## Entries
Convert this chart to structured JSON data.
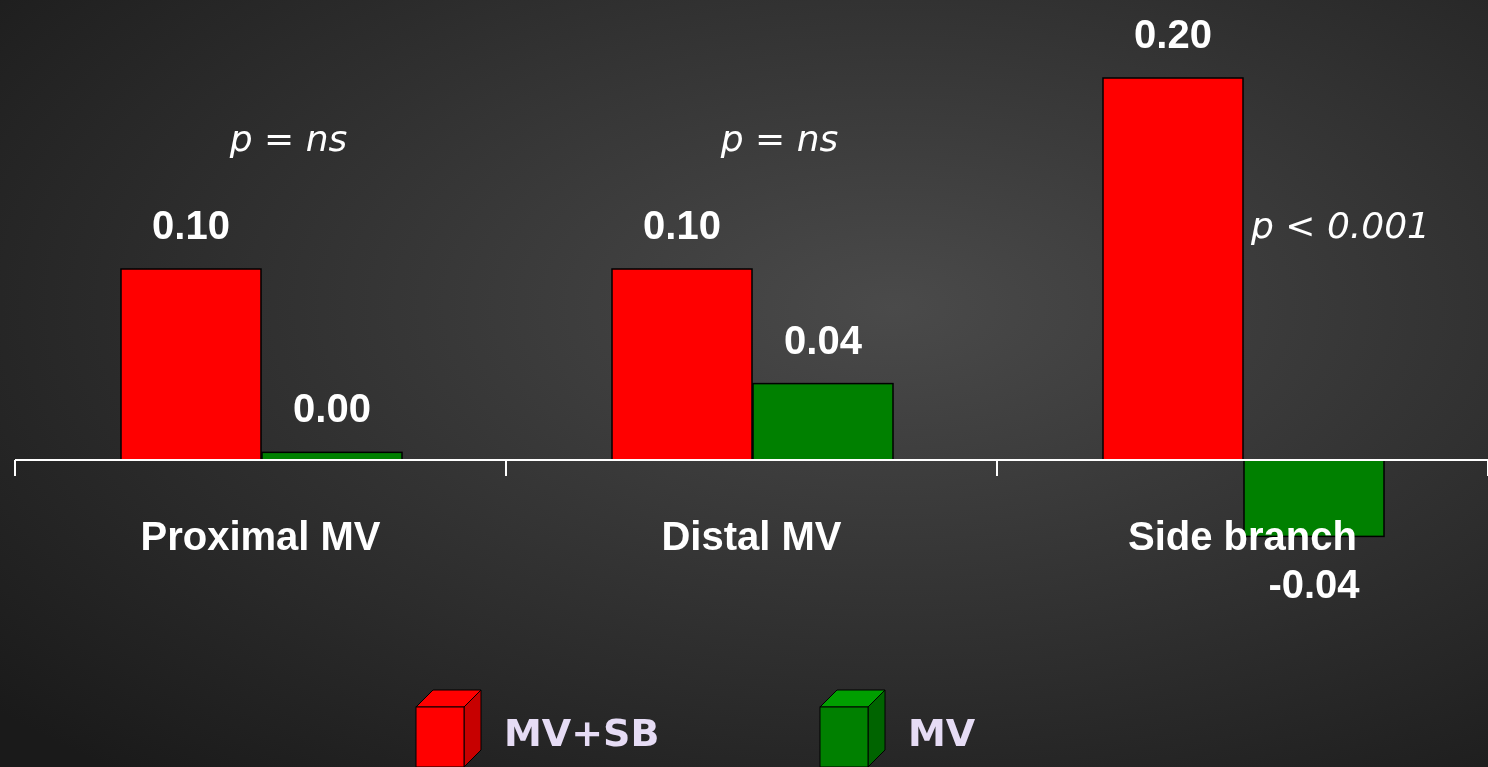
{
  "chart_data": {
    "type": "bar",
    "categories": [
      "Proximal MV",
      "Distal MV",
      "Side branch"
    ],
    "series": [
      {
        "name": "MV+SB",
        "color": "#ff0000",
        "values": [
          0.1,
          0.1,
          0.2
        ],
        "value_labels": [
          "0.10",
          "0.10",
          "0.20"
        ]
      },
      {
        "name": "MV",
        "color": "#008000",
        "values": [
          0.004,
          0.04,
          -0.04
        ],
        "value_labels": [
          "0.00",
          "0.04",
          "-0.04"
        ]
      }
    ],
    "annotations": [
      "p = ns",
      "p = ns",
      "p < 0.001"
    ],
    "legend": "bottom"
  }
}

## What you need to do
Reproduce the whole listing above word for word, but not its pictures.

## Answer to this problem
Convert this chart to structured JSON data.
{
  "chart_data": {
    "type": "bar",
    "categories": [
      "Proximal MV",
      "Distal MV",
      "Side branch"
    ],
    "series": [
      {
        "name": "MV+SB",
        "color": "#ff0000",
        "values": [
          0.1,
          0.1,
          0.2
        ],
        "value_labels": [
          "0.10",
          "0.10",
          "0.20"
        ]
      },
      {
        "name": "MV",
        "color": "#008000",
        "values": [
          0.004,
          0.04,
          -0.04
        ],
        "value_labels": [
          "0.00",
          "0.04",
          "-0.04"
        ]
      }
    ],
    "annotations": [
      "p = ns",
      "p = ns",
      "p < 0.001"
    ],
    "legend": "bottom"
  }
}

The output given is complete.